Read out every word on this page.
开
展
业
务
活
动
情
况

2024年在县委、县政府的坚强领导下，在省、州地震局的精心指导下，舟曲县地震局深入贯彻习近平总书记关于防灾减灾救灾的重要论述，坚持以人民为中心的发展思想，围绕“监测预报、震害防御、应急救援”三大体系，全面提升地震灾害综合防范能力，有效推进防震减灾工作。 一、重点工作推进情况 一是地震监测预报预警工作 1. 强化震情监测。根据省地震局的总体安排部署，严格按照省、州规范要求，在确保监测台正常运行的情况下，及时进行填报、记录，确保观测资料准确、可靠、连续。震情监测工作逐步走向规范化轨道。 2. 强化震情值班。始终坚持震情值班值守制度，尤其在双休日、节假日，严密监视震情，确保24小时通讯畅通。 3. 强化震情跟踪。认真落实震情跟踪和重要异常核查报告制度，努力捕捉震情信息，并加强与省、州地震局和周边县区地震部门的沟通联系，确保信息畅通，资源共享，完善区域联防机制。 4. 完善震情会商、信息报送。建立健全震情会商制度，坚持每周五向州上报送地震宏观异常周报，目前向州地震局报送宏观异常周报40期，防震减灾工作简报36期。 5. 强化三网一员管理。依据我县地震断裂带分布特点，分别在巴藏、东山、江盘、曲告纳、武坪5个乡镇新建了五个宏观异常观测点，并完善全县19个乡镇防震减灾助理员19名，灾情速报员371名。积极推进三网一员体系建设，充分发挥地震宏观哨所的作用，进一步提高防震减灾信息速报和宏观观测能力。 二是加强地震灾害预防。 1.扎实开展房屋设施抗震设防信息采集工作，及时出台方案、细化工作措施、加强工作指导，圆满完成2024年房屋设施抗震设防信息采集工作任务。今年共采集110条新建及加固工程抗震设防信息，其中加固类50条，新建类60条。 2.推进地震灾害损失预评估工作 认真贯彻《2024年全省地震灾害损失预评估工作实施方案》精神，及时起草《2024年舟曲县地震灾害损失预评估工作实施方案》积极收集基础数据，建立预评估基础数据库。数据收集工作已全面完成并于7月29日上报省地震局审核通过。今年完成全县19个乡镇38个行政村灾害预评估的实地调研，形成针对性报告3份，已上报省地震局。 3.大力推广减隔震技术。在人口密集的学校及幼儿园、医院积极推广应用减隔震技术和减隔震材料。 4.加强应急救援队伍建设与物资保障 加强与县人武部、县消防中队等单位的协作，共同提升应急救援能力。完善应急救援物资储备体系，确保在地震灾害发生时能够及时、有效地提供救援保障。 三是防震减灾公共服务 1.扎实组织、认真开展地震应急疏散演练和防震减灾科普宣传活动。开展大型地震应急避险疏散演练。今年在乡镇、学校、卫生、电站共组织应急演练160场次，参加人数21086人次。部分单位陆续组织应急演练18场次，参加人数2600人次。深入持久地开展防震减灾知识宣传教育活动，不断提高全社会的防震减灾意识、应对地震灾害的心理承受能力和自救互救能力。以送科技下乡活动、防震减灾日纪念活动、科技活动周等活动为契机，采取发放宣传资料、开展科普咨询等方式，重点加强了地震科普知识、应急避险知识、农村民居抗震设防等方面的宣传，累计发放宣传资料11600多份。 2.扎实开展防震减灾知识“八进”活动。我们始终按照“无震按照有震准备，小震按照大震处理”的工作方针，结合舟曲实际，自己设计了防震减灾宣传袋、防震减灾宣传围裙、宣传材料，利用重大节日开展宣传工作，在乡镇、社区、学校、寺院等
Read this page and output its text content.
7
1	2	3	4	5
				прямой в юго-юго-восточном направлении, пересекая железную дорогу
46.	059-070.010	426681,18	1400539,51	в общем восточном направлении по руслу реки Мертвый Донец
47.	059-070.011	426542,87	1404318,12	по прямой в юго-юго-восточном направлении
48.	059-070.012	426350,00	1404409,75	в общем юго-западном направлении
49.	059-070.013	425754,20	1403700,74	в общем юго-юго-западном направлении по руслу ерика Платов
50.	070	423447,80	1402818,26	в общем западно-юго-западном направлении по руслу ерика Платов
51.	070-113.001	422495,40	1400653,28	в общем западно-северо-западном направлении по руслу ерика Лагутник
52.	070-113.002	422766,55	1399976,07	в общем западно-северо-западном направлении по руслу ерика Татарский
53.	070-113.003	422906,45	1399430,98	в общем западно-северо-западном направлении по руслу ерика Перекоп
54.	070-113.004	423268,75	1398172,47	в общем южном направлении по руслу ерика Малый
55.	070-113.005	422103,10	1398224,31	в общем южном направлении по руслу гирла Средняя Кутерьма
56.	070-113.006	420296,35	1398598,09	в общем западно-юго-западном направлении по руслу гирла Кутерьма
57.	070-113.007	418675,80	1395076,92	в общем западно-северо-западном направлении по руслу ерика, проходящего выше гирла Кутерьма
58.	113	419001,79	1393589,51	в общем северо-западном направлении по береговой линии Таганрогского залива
********************
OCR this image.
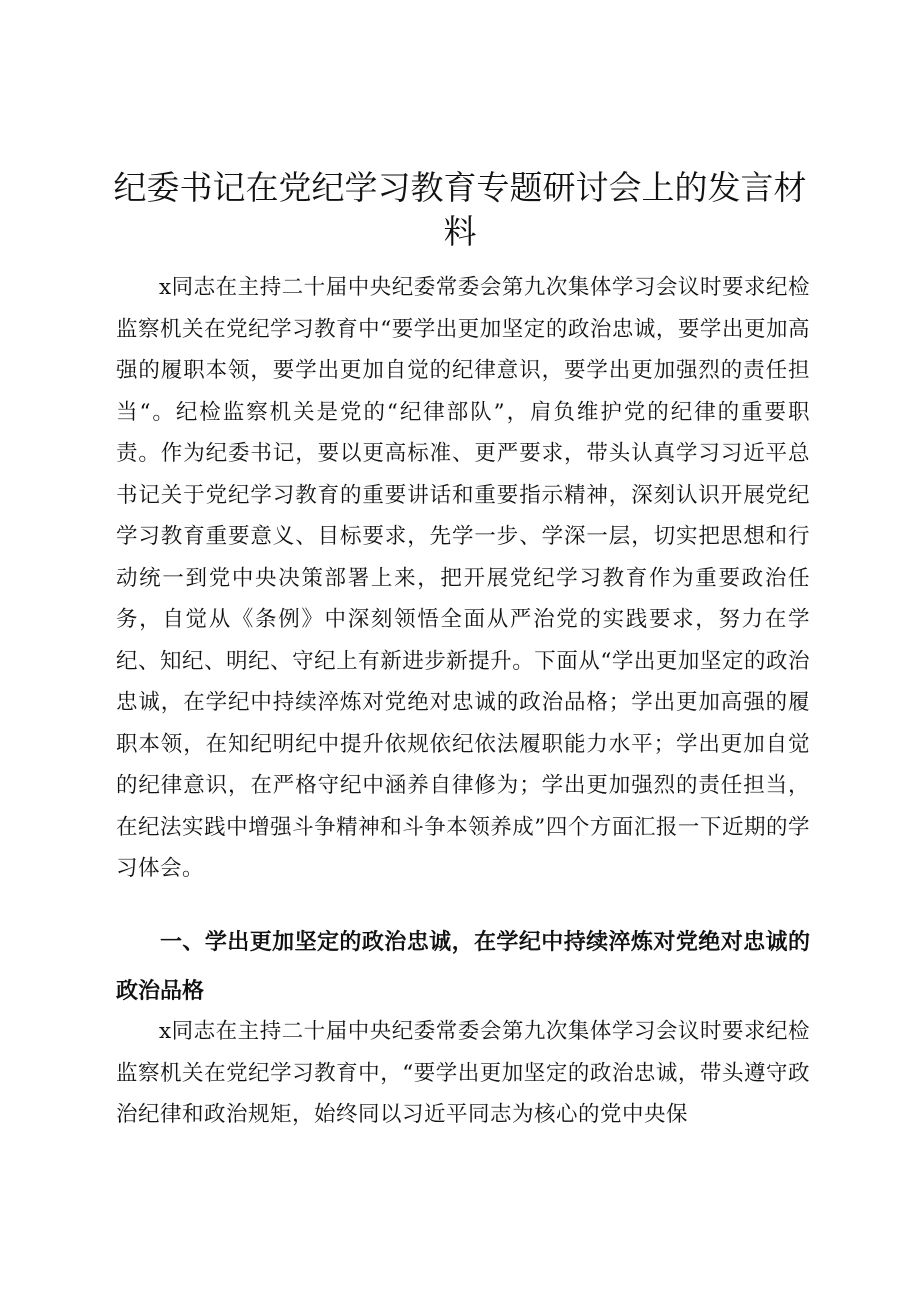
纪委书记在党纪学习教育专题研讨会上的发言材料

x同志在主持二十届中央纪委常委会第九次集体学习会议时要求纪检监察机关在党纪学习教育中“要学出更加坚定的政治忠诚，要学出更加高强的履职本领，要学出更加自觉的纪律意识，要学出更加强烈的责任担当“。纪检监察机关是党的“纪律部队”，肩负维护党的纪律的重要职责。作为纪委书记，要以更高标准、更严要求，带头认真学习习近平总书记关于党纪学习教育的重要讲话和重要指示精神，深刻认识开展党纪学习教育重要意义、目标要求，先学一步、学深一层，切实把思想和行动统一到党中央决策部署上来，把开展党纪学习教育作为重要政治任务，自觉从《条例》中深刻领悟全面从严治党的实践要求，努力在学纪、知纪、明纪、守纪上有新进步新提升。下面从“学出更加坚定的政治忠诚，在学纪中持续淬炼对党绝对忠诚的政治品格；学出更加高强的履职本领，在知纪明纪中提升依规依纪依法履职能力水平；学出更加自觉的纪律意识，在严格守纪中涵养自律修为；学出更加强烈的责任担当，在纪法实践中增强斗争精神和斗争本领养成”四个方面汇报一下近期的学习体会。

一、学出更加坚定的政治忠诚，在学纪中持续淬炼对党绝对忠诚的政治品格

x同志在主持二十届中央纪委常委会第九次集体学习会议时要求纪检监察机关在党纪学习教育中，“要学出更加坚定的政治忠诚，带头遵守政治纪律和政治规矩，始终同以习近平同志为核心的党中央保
********************
▶ [What you are asked to do]
Go through the listing above and locate each line that holds the word "在学纪中持续淬炼对党绝对忠诚的政治品格". Copy those lines.

▶ [Solution]
x同志在主持二十届中央纪委常委会第九次集体学习会议时要求纪检监察机关在党纪学习教育中“要学出更加坚定的政治忠诚，要学出更加高强的履职本领，要学出更加自觉的纪律意识，要学出更加强烈的责任担当“。纪检监察机关是党的“纪律部队”，肩负维护党的纪律的重要职责。作为纪委书记，要以更高标准、更严要求，带头认真学习习近平总书记关于党纪学习教育的重要讲话和重要指示精神，深刻认识开展党纪学习教育重要意义、目标要求，先学一步、学深一层，切实把思想和行动统一到党中央决策部署上来，把开展党纪学习教育作为重要政治任务，自觉从《条例》中深刻领悟全面从严治党的实践要求，努力在学纪、知纪、明纪、守纪上有新进步新提升。下面从“学出更加坚定的政治忠诚，在学纪中持续淬炼对党绝对忠诚的政治品格；学出更加高强的履职本领，在知纪明纪中提升依规依纪依法履职能力水平；学出更加自觉的纪律意识，在严格守纪中涵养自律修为；学出更加强烈的责任担当，在纪法实践中增强斗争精神和斗争本领养成”四个方面汇报一下近期的学习体会。
一、学出更加坚定的政治忠诚，在学纪中持续淬炼对党绝对忠诚的政治品格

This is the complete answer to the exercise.